───── Stored rows

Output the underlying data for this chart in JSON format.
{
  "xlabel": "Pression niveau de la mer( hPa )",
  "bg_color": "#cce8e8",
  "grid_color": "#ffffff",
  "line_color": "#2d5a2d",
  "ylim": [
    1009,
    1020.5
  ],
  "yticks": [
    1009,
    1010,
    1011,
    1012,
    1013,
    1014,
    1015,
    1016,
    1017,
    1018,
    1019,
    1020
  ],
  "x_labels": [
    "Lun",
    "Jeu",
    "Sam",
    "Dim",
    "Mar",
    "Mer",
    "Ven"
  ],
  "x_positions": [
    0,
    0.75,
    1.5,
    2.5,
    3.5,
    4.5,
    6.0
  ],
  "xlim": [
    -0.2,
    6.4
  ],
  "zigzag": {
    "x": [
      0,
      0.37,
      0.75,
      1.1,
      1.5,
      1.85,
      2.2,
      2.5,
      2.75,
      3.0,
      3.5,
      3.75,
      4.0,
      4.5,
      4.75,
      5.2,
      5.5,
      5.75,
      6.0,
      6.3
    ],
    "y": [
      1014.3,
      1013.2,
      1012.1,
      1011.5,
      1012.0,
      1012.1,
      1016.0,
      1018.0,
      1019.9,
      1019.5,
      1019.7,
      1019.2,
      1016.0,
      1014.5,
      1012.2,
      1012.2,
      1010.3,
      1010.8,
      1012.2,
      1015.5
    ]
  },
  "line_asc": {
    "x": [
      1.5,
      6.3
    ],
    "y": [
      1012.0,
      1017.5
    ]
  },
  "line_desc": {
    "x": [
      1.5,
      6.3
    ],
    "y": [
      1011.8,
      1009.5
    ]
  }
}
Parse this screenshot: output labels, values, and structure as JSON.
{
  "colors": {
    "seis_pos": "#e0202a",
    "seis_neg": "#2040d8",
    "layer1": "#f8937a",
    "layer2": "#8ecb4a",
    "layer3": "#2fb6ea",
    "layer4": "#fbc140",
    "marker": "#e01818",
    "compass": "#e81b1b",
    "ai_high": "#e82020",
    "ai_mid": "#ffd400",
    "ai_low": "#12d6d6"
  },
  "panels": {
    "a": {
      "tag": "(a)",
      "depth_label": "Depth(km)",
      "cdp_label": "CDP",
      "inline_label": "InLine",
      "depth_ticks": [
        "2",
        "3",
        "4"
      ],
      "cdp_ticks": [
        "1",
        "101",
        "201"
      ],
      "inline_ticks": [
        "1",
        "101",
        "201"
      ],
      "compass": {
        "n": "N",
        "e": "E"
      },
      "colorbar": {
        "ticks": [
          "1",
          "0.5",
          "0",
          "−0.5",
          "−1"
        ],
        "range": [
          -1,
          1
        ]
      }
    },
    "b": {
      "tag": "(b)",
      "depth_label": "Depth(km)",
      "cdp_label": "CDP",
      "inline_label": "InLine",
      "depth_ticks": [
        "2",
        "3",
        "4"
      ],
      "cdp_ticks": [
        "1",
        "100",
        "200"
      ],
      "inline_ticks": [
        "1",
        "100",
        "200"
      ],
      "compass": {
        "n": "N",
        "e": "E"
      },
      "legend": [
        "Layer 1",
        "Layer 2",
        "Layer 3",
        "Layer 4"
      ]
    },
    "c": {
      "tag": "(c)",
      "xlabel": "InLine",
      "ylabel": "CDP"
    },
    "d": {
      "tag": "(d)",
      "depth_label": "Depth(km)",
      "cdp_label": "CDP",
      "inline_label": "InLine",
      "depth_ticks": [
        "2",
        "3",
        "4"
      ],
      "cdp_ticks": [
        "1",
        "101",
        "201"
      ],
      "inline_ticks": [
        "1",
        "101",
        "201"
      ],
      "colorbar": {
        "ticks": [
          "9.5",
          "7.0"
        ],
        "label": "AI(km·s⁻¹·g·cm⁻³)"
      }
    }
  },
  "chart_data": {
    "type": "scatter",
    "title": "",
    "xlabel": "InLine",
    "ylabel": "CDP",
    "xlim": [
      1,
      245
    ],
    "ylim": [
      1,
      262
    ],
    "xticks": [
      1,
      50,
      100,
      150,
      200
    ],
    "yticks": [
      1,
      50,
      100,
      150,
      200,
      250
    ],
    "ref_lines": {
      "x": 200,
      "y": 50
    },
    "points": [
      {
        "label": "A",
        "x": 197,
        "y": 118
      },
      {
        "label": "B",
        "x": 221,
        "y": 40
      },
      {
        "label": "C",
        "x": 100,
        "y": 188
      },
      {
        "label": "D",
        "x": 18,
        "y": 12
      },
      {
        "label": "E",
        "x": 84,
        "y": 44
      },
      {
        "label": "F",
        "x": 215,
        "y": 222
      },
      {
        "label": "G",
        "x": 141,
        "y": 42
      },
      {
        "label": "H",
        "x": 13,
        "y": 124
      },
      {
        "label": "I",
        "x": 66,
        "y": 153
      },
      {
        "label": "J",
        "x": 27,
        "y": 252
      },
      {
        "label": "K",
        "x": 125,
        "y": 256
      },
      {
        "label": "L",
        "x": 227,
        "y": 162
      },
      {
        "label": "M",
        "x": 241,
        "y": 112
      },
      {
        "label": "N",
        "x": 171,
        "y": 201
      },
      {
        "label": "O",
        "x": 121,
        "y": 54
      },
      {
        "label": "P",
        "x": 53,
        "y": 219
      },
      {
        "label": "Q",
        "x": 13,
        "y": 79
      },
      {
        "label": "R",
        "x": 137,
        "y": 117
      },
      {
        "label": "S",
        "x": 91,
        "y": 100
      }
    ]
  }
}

──────────

Output the entries exactly.

● Reply:
Output the underlying data for this chart in JSON format.
{
  "xlabel": "Pression niveau de la mer( hPa )",
  "bg_color": "#cce8e8",
  "grid_color": "#ffffff",
  "line_color": "#2d5a2d",
  "ylim": [
    1009,
    1020.5
  ],
  "yticks": [
    1009,
    1010,
    1011,
    1012,
    1013,
    1014,
    1015,
    1016,
    1017,
    1018,
    1019,
    1020
  ],
  "x_labels": [
    "Lun",
    "Jeu",
    "Sam",
    "Dim",
    "Mar",
    "Mer",
    "Ven"
  ],
  "x_positions": [
    0,
    0.75,
    1.5,
    2.5,
    3.5,
    4.5,
    6.0
  ],
  "xlim": [
    -0.2,
    6.4
  ],
  "zigzag": {
    "x": [
      0,
      0.37,
      0.75,
      1.1,
      1.5,
      1.85,
      2.2,
      2.5,
      2.75,
      3.0,
      3.5,
      3.75,
      4.0,
      4.5,
      4.75,
      5.2,
      5.5,
      5.75,
      6.0,
      6.3
    ],
    "y": [
      1014.3,
      1013.2,
      1012.1,
      1011.5,
      1012.0,
      1012.1,
      1016.0,
      1018.0,
      1019.9,
      1019.5,
      1019.7,
      1019.2,
      1016.0,
      1014.5,
      1012.2,
      1012.2,
      1010.3,
      1010.8,
      1012.2,
      1015.5
    ]
  },
  "line_asc": {
    "x": [
      1.5,
      6.3
    ],
    "y": [
      1012.0,
      1017.5
    ]
  },
  "line_desc": {
    "x": [
      1.5,
      6.3
    ],
    "y": [
      1011.8,
      1009.5
    ]
  }
}
Parse this screenshot: output labels, values, and structure as JSON.
{
  "colors": {
    "seis_pos": "#e0202a",
    "seis_neg": "#2040d8",
    "layer1": "#f8937a",
    "layer2": "#8ecb4a",
    "layer3": "#2fb6ea",
    "layer4": "#fbc140",
    "marker": "#e01818",
    "compass": "#e81b1b",
    "ai_high": "#e82020",
    "ai_mid": "#ffd400",
    "ai_low": "#12d6d6"
  },
  "panels": {
    "a": {
      "tag": "(a)",
      "depth_label": "Depth(km)",
      "cdp_label": "CDP",
      "inline_label": "InLine",
      "depth_ticks": [
        "2",
        "3",
        "4"
      ],
      "cdp_ticks": [
        "1",
        "101",
        "201"
      ],
      "inline_ticks": [
        "1",
        "101",
        "201"
      ],
      "compass": {
        "n": "N",
        "e": "E"
      },
      "colorbar": {
        "ticks": [
          "1",
          "0.5",
          "0",
          "−0.5",
          "−1"
        ],
        "range": [
          -1,
          1
        ]
      }
    },
    "b": {
      "tag": "(b)",
      "depth_label": "Depth(km)",
      "cdp_label": "CDP",
      "inline_label": "InLine",
      "depth_ticks": [
        "2",
        "3",
        "4"
      ],
      "cdp_ticks": [
        "1",
        "100",
        "200"
      ],
      "inline_ticks": [
        "1",
        "100",
        "200"
      ],
      "compass": {
        "n": "N",
        "e": "E"
      },
      "legend": [
        "Layer 1",
        "Layer 2",
        "Layer 3",
        "Layer 4"
      ]
    },
    "c": {
      "tag": "(c)",
      "xlabel": "InLine",
      "ylabel": "CDP"
    },
    "d": {
      "tag": "(d)",
      "depth_label": "Depth(km)",
      "cdp_label": "CDP",
      "inline_label": "InLine",
      "depth_ticks": [
        "2",
        "3",
        "4"
      ],
      "cdp_ticks": [
        "1",
        "101",
        "201"
      ],
      "inline_ticks": [
        "1",
        "101",
        "201"
      ],
      "colorbar": {
        "ticks": [
          "9.5",
          "7.0"
        ],
        "label": "AI(km·s⁻¹·g·cm⁻³)"
      }
    }
  },
  "chart_data": {
    "type": "scatter",
    "title": "",
    "xlabel": "InLine",
    "ylabel": "CDP",
    "xlim": [
      1,
      245
    ],
    "ylim": [
      1,
      262
    ],
    "xticks": [
      1,
      50,
      100,
      150,
      200
    ],
    "yticks": [
      1,
      50,
      100,
      150,
      200,
      250
    ],
    "ref_lines": {
      "x": 200,
      "y": 50
    },
    "points": [
      {
        "label": "A",
        "x": 197,
        "y": 118
      },
      {
        "label": "B",
        "x": 221,
        "y": 40
      },
      {
        "label": "C",
        "x": 100,
        "y": 188
      },
      {
        "label": "D",
        "x": 18,
        "y": 12
      },
      {
        "label": "E",
        "x": 84,
        "y": 44
      },
      {
        "label": "F",
        "x": 215,
        "y": 222
      },
      {
        "label": "G",
        "x": 141,
        "y": 42
      },
      {
        "label": "H",
        "x": 13,
        "y": 124
      },
      {
        "label": "I",
        "x": 66,
        "y": 153
      },
      {
        "label": "J",
        "x": 27,
        "y": 252
      },
      {
        "label": "K",
        "x": 125,
        "y": 256
      },
      {
        "label": "L",
        "x": 227,
        "y": 162
      },
      {
        "label": "M",
        "x": 241,
        "y": 112
      },
      {
        "label": "N",
        "x": 171,
        "y": 201
      },
      {
        "label": "O",
        "x": 121,
        "y": 54
      },
      {
        "label": "P",
        "x": 53,
        "y": 219
      },
      {
        "label": "Q",
        "x": 13,
        "y": 79
      },
      {
        "label": "R",
        "x": 137,
        "y": 117
      },
      {
        "label": "S",
        "x": 91,
        "y": 100
      }
    ]
  }
}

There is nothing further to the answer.